Keep every line where the word "рождения" appears; drop the rest.

________________________

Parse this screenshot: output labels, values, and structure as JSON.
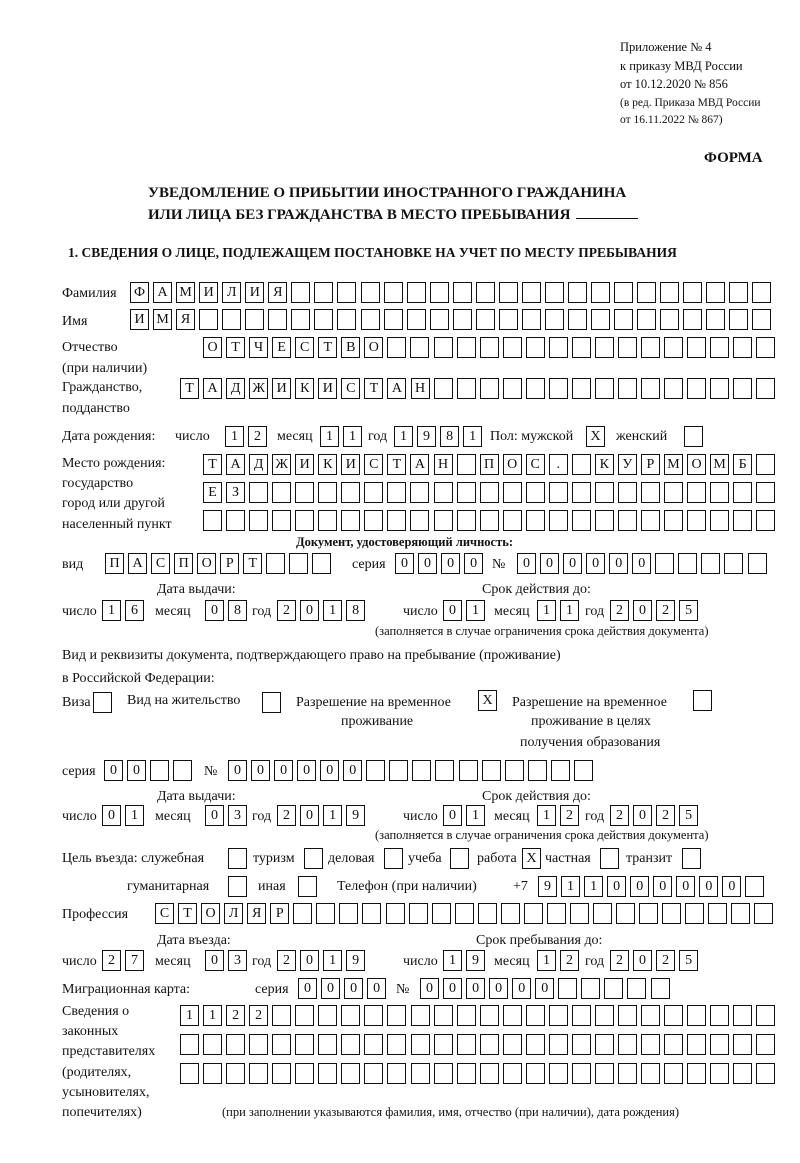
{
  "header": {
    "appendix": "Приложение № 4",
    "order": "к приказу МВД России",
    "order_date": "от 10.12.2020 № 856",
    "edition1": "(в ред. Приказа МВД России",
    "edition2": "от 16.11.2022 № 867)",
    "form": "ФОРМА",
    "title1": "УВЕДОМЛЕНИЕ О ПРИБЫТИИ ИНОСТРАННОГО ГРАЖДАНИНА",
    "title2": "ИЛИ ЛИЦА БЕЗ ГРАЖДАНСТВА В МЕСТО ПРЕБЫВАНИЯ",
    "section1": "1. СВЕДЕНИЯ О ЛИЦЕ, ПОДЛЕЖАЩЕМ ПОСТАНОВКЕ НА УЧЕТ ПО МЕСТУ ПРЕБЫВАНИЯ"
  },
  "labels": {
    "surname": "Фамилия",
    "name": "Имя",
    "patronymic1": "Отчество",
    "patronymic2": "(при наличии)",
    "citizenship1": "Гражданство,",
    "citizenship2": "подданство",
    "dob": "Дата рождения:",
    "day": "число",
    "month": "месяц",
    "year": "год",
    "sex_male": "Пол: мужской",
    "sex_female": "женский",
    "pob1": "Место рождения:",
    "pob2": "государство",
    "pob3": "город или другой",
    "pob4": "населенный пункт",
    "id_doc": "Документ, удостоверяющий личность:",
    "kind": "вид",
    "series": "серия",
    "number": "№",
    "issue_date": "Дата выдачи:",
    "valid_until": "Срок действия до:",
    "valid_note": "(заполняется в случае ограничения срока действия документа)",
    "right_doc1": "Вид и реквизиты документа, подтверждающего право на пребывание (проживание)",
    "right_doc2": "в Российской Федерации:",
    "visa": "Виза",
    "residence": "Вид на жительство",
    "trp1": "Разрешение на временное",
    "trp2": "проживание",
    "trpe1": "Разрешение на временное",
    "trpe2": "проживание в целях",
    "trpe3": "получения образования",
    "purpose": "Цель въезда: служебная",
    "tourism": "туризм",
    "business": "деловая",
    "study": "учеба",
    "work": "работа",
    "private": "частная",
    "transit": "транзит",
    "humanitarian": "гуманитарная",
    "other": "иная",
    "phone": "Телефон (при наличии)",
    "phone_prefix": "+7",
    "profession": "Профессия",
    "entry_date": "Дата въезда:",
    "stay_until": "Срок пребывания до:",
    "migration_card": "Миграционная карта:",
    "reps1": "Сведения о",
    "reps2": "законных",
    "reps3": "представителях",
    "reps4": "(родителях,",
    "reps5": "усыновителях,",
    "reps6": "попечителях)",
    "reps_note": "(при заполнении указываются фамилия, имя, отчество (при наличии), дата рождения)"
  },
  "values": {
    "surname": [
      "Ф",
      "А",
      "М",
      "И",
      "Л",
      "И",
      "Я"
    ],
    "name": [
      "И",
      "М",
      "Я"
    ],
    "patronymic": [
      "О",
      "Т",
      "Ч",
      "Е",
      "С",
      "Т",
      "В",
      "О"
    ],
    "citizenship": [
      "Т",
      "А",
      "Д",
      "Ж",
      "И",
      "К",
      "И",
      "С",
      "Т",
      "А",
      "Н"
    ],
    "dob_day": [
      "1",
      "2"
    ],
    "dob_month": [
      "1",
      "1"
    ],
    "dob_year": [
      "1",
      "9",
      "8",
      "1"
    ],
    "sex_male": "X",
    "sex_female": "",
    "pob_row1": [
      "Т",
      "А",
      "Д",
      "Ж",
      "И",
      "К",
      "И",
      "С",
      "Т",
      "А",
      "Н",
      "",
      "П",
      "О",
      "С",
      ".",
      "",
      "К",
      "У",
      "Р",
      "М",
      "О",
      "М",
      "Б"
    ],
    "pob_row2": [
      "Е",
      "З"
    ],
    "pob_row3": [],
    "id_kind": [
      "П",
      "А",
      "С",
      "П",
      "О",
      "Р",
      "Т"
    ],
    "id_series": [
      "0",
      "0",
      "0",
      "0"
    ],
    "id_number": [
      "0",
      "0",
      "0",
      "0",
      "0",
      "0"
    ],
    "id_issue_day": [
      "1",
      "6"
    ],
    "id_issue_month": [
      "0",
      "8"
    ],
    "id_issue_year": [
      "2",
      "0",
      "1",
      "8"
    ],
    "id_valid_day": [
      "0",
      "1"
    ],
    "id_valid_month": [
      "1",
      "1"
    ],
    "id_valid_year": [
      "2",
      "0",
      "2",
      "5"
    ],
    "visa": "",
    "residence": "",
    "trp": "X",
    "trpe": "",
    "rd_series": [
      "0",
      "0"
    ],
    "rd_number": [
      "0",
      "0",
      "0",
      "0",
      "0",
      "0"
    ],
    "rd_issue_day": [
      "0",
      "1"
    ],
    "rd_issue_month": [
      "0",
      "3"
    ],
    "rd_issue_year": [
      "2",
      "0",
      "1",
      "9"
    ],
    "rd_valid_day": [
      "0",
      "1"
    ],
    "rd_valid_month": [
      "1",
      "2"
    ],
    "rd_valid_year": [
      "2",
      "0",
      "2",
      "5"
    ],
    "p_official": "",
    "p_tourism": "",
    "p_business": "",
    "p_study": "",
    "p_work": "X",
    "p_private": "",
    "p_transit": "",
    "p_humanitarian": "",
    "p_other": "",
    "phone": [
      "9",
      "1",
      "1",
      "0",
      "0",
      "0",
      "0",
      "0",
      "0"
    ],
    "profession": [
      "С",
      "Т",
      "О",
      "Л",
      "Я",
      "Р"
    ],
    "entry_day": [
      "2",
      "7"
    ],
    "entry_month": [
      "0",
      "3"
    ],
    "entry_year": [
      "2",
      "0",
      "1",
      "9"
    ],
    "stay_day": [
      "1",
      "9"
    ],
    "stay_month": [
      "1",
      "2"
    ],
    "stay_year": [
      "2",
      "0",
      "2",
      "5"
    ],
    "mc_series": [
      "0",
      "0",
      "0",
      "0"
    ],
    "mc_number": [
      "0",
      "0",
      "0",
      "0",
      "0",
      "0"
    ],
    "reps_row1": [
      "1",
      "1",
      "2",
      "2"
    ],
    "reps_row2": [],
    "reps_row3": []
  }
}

________________________

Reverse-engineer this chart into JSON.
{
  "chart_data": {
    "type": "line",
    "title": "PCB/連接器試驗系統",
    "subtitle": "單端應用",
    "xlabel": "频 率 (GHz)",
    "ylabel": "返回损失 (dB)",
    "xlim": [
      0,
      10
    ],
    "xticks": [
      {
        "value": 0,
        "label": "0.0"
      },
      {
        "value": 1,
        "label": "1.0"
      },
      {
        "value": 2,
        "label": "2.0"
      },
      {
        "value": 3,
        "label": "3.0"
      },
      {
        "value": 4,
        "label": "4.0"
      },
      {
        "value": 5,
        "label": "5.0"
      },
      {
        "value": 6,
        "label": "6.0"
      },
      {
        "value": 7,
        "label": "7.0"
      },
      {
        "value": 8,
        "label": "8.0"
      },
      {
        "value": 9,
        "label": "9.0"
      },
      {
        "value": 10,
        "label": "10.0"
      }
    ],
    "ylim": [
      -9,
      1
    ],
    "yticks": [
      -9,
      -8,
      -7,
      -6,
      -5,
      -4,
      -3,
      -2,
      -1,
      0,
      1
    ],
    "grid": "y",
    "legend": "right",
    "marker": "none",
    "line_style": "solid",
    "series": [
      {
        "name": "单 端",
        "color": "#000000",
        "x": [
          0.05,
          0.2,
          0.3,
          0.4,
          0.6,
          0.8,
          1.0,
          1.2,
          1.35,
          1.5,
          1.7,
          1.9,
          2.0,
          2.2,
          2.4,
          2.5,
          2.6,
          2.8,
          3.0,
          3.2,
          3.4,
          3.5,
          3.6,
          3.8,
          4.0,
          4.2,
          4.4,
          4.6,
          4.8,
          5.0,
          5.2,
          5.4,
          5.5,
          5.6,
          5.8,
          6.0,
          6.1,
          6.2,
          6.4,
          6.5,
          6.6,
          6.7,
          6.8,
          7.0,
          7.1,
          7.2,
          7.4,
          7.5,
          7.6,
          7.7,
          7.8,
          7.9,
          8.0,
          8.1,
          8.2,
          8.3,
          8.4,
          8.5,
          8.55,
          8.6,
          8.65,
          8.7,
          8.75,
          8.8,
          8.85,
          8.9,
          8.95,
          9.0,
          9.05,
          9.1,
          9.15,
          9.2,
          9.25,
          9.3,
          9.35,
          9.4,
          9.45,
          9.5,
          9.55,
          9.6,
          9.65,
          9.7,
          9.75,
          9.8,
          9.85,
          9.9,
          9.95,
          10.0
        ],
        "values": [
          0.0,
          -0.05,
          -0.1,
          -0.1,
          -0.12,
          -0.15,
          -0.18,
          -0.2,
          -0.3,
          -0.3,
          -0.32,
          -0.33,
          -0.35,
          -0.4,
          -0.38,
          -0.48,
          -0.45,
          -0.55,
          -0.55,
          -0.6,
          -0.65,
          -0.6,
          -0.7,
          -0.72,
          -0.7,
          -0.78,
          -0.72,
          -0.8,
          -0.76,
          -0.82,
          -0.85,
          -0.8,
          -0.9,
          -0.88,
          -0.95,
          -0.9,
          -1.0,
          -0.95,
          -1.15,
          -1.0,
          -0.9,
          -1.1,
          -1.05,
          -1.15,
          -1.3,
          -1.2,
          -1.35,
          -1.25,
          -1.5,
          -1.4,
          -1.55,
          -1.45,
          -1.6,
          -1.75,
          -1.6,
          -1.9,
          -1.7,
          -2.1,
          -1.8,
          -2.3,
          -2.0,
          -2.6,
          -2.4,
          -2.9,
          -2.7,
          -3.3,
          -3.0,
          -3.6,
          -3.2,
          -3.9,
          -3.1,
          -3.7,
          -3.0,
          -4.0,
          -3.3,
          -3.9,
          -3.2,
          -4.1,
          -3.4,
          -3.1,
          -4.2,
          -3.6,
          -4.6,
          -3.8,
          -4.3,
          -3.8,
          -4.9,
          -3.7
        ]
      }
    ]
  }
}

________________________

• **Output for this exercise**
    "dob": "Дата рождения:",
    "pob1": "Место рождения:",
    "reps_note": "(при заполнении указываются фамилия, имя, отчество (при наличии), дата рождения)"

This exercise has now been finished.